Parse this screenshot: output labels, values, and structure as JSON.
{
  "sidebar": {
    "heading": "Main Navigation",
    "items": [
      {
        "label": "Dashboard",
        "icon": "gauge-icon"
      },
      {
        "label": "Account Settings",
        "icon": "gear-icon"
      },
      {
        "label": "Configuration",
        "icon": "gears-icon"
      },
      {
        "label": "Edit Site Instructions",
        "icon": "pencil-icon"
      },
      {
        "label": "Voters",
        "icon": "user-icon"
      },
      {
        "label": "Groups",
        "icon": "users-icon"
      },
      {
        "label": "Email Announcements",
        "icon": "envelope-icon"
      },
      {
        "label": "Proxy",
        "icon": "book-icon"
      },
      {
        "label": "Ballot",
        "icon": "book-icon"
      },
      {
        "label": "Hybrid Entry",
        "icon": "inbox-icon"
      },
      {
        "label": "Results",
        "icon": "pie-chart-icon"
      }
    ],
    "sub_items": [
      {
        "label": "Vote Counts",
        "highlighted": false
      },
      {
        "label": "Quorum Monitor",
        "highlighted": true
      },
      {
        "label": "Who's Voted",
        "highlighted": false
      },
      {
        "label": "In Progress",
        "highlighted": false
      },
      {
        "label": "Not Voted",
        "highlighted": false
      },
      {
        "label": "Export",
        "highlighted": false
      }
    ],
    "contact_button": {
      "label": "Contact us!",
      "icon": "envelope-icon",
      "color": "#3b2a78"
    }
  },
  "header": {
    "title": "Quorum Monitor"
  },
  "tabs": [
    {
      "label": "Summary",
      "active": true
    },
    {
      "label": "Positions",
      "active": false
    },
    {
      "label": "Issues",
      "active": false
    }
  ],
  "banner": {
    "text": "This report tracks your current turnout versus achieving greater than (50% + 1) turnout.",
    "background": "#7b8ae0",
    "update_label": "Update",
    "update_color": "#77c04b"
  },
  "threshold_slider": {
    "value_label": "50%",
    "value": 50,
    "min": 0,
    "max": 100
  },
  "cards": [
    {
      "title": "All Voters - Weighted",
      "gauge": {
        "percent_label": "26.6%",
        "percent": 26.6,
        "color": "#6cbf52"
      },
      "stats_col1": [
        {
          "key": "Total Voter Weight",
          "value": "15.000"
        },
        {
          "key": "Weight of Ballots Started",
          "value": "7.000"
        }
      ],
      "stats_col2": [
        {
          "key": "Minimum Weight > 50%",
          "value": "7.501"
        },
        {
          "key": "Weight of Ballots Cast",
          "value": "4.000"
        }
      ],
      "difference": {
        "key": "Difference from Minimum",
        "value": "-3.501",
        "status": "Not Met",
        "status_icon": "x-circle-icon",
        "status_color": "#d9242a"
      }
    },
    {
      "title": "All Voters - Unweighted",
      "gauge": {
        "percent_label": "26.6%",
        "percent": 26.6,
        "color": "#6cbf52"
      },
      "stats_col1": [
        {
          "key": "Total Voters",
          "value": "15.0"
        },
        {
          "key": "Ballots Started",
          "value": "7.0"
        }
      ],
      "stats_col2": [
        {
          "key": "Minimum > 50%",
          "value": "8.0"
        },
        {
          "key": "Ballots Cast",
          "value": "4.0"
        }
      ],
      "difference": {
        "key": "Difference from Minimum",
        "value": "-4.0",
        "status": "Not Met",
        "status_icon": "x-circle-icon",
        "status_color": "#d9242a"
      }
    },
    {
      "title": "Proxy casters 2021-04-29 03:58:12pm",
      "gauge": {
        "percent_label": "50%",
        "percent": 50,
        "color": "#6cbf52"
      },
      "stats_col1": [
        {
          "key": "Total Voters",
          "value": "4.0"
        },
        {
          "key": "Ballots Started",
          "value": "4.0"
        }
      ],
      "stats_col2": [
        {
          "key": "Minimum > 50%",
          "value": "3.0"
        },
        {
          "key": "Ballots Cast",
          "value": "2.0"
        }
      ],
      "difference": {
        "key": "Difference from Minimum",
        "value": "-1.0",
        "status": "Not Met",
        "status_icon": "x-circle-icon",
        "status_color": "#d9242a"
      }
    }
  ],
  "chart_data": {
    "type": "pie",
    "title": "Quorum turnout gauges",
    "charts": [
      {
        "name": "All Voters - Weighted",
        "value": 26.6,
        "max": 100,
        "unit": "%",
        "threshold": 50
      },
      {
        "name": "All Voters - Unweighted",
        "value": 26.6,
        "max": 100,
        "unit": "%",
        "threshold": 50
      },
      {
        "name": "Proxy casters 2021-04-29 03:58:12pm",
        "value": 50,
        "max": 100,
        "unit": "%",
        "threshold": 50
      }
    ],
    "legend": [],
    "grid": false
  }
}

= = = = =

§ **Problem**: Scan the lines above for "Voters", then copy every one that has it.

§ **Task output**:
        "label": "Voters",
      "title": "All Voters - Weighted",
      "title": "All Voters - Unweighted",
          "key": "Total Voters",
          "key": "Total Voters",
        "name": "All Voters - Weighted",
        "name": "All Voters - Unweighted",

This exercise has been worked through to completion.